◆ Raw data
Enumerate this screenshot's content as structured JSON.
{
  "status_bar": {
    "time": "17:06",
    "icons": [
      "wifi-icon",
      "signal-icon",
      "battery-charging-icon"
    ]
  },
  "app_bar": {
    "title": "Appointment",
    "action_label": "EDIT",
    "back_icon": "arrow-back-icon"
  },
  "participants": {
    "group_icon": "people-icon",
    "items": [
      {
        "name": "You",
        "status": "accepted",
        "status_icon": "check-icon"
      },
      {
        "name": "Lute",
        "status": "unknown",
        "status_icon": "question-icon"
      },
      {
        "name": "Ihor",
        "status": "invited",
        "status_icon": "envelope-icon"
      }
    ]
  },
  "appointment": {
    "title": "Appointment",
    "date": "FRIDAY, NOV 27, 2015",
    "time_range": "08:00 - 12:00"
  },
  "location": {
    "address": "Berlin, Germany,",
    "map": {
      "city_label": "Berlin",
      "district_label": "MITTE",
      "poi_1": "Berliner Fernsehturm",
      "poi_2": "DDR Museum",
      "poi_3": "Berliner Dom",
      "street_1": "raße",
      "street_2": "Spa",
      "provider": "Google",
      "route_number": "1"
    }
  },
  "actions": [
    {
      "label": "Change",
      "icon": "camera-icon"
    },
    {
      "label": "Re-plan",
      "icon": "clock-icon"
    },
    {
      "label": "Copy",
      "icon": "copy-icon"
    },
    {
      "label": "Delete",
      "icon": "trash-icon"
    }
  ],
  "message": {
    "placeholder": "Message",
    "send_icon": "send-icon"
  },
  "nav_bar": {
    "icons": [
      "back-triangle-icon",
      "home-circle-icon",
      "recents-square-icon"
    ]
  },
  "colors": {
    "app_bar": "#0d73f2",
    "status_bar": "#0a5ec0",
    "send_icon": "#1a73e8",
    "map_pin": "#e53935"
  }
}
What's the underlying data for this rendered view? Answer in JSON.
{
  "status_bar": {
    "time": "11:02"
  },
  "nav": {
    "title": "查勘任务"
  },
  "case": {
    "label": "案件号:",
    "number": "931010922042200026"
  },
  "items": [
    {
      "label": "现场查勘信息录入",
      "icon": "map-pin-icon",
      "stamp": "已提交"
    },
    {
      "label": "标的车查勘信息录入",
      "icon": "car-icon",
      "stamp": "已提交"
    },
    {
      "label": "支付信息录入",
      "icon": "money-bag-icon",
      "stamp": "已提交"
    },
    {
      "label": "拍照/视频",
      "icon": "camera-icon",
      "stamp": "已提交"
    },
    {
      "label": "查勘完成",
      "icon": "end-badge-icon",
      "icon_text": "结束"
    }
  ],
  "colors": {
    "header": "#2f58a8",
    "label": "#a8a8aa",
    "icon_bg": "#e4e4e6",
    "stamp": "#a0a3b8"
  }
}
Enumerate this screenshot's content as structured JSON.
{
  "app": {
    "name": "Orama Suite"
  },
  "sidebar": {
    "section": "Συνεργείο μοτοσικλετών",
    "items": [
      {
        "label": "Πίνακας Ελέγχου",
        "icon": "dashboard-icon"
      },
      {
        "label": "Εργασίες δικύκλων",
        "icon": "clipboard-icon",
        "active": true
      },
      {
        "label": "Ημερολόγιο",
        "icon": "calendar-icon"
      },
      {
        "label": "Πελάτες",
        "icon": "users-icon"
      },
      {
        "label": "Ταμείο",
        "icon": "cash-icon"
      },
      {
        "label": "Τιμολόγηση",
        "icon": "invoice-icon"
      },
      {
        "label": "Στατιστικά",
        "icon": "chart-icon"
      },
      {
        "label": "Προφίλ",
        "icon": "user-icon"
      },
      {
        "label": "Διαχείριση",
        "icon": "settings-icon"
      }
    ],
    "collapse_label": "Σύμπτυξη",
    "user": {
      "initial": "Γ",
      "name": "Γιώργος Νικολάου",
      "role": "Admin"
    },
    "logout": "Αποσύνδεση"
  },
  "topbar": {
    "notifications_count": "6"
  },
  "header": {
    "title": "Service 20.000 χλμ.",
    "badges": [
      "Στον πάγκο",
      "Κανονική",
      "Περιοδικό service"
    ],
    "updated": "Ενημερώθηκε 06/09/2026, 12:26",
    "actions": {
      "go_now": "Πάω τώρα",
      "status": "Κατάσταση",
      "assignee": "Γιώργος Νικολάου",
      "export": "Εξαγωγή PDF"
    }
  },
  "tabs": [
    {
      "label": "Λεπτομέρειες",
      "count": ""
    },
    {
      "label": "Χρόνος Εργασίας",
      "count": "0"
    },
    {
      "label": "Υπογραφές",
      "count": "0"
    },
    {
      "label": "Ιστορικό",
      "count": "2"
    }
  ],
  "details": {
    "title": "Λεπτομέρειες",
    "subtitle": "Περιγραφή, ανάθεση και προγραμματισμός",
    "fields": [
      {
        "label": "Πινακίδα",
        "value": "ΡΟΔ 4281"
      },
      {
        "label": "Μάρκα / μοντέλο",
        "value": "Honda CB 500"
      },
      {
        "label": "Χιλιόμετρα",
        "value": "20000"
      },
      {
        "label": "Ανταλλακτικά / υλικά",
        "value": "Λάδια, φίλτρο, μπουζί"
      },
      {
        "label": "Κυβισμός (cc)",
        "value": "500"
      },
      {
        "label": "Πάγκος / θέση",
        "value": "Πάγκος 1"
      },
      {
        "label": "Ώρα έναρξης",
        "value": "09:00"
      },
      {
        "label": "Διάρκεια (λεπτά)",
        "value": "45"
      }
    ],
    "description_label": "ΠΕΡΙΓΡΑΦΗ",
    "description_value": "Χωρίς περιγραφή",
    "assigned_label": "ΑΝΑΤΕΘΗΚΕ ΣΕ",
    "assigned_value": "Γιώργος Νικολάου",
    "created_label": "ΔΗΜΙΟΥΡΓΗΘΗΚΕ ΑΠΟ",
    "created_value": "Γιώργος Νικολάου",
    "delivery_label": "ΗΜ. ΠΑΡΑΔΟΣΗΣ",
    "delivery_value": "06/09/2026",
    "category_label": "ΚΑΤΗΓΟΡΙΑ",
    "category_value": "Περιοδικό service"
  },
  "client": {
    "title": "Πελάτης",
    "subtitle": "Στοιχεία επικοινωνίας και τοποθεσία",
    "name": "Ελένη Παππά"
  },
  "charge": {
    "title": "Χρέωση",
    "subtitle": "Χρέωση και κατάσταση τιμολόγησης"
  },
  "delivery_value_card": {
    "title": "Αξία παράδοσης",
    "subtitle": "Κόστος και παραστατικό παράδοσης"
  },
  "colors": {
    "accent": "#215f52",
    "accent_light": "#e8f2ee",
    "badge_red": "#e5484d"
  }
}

◆ Stated exercise
Copy every record above exactly as it appears.

◆ Written reply
Enumerate this screenshot's content as structured JSON.
{
  "status_bar": {
    "time": "17:06",
    "icons": [
      "wifi-icon",
      "signal-icon",
      "battery-charging-icon"
    ]
  },
  "app_bar": {
    "title": "Appointment",
    "action_label": "EDIT",
    "back_icon": "arrow-back-icon"
  },
  "participants": {
    "group_icon": "people-icon",
    "items": [
      {
        "name": "You",
        "status": "accepted",
        "status_icon": "check-icon"
      },
      {
        "name": "Lute",
        "status": "unknown",
        "status_icon": "question-icon"
      },
      {
        "name": "Ihor",
        "status": "invited",
        "status_icon": "envelope-icon"
      }
    ]
  },
  "appointment": {
    "title": "Appointment",
    "date": "FRIDAY, NOV 27, 2015",
    "time_range": "08:00 - 12:00"
  },
  "location": {
    "address": "Berlin, Germany,",
    "map": {
      "city_label": "Berlin",
      "district_label": "MITTE",
      "poi_1": "Berliner Fernsehturm",
      "poi_2": "DDR Museum",
      "poi_3": "Berliner Dom",
      "street_1": "raße",
      "street_2": "Spa",
      "provider": "Google",
      "route_number": "1"
    }
  },
  "actions": [
    {
      "label": "Change",
      "icon": "camera-icon"
    },
    {
      "label": "Re-plan",
      "icon": "clock-icon"
    },
    {
      "label": "Copy",
      "icon": "copy-icon"
    },
    {
      "label": "Delete",
      "icon": "trash-icon"
    }
  ],
  "message": {
    "placeholder": "Message",
    "send_icon": "send-icon"
  },
  "nav_bar": {
    "icons": [
      "back-triangle-icon",
      "home-circle-icon",
      "recents-square-icon"
    ]
  },
  "colors": {
    "app_bar": "#0d73f2",
    "status_bar": "#0a5ec0",
    "send_icon": "#1a73e8",
    "map_pin": "#e53935"
  }
}
What's the underlying data for this rendered view? Answer in JSON.
{
  "status_bar": {
    "time": "11:02"
  },
  "nav": {
    "title": "查勘任务"
  },
  "case": {
    "label": "案件号:",
    "number": "931010922042200026"
  },
  "items": [
    {
      "label": "现场查勘信息录入",
      "icon": "map-pin-icon",
      "stamp": "已提交"
    },
    {
      "label": "标的车查勘信息录入",
      "icon": "car-icon",
      "stamp": "已提交"
    },
    {
      "label": "支付信息录入",
      "icon": "money-bag-icon",
      "stamp": "已提交"
    },
    {
      "label": "拍照/视频",
      "icon": "camera-icon",
      "stamp": "已提交"
    },
    {
      "label": "查勘完成",
      "icon": "end-badge-icon",
      "icon_text": "结束"
    }
  ],
  "colors": {
    "header": "#2f58a8",
    "label": "#a8a8aa",
    "icon_bg": "#e4e4e6",
    "stamp": "#a0a3b8"
  }
}
Enumerate this screenshot's content as structured JSON.
{
  "app": {
    "name": "Orama Suite"
  },
  "sidebar": {
    "section": "Συνεργείο μοτοσικλετών",
    "items": [
      {
        "label": "Πίνακας Ελέγχου",
        "icon": "dashboard-icon"
      },
      {
        "label": "Εργασίες δικύκλων",
        "icon": "clipboard-icon",
        "active": true
      },
      {
        "label": "Ημερολόγιο",
        "icon": "calendar-icon"
      },
      {
        "label": "Πελάτες",
        "icon": "users-icon"
      },
      {
        "label": "Ταμείο",
        "icon": "cash-icon"
      },
      {
        "label": "Τιμολόγηση",
        "icon": "invoice-icon"
      },
      {
        "label": "Στατιστικά",
        "icon": "chart-icon"
      },
      {
        "label": "Προφίλ",
        "icon": "user-icon"
      },
      {
        "label": "Διαχείριση",
        "icon": "settings-icon"
      }
    ],
    "collapse_label": "Σύμπτυξη",
    "user": {
      "initial": "Γ",
      "name": "Γιώργος Νικολάου",
      "role": "Admin"
    },
    "logout": "Αποσύνδεση"
  },
  "topbar": {
    "notifications_count": "6"
  },
  "header": {
    "title": "Service 20.000 χλμ.",
    "badges": [
      "Στον πάγκο",
      "Κανονική",
      "Περιοδικό service"
    ],
    "updated": "Ενημερώθηκε 06/09/2026, 12:26",
    "actions": {
      "go_now": "Πάω τώρα",
      "status": "Κατάσταση",
      "assignee": "Γιώργος Νικολάου",
      "export": "Εξαγωγή PDF"
    }
  },
  "tabs": [
    {
      "label": "Λεπτομέρειες",
      "count": ""
    },
    {
      "label": "Χρόνος Εργασίας",
      "count": "0"
    },
    {
      "label": "Υπογραφές",
      "count": "0"
    },
    {
      "label": "Ιστορικό",
      "count": "2"
    }
  ],
  "details": {
    "title": "Λεπτομέρειες",
    "subtitle": "Περιγραφή, ανάθεση και προγραμματισμός",
    "fields": [
      {
        "label": "Πινακίδα",
        "value": "ΡΟΔ 4281"
      },
      {
        "label": "Μάρκα / μοντέλο",
        "value": "Honda CB 500"
      },
      {
        "label": "Χιλιόμετρα",
        "value": "20000"
      },
      {
        "label": "Ανταλλακτικά / υλικά",
        "value": "Λάδια, φίλτρο, μπουζί"
      },
      {
        "label": "Κυβισμός (cc)",
        "value": "500"
      },
      {
        "label": "Πάγκος / θέση",
        "value": "Πάγκος 1"
      },
      {
        "label": "Ώρα έναρξης",
        "value": "09:00"
      },
      {
        "label": "Διάρκεια (λεπτά)",
        "value": "45"
      }
    ],
    "description_label": "ΠΕΡΙΓΡΑΦΗ",
    "description_value": "Χωρίς περιγραφή",
    "assigned_label": "ΑΝΑΤΕΘΗΚΕ ΣΕ",
    "assigned_value": "Γιώργος Νικολάου",
    "created_label": "ΔΗΜΙΟΥΡΓΗΘΗΚΕ ΑΠΟ",
    "created_value": "Γιώργος Νικολάου",
    "delivery_label": "ΗΜ. ΠΑΡΑΔΟΣΗΣ",
    "delivery_value": "06/09/2026",
    "category_label": "ΚΑΤΗΓΟΡΙΑ",
    "category_value": "Περιοδικό service"
  },
  "client": {
    "title": "Πελάτης",
    "subtitle": "Στοιχεία επικοινωνίας και τοποθεσία",
    "name": "Ελένη Παππά"
  },
  "charge": {
    "title": "Χρέωση",
    "subtitle": "Χρέωση και κατάσταση τιμολόγησης"
  },
  "delivery_value_card": {
    "title": "Αξία παράδοσης",
    "subtitle": "Κόστος και παραστατικό παράδοσης"
  },
  "colors": {
    "accent": "#215f52",
    "accent_light": "#e8f2ee",
    "badge_red": "#e5484d"
  }
}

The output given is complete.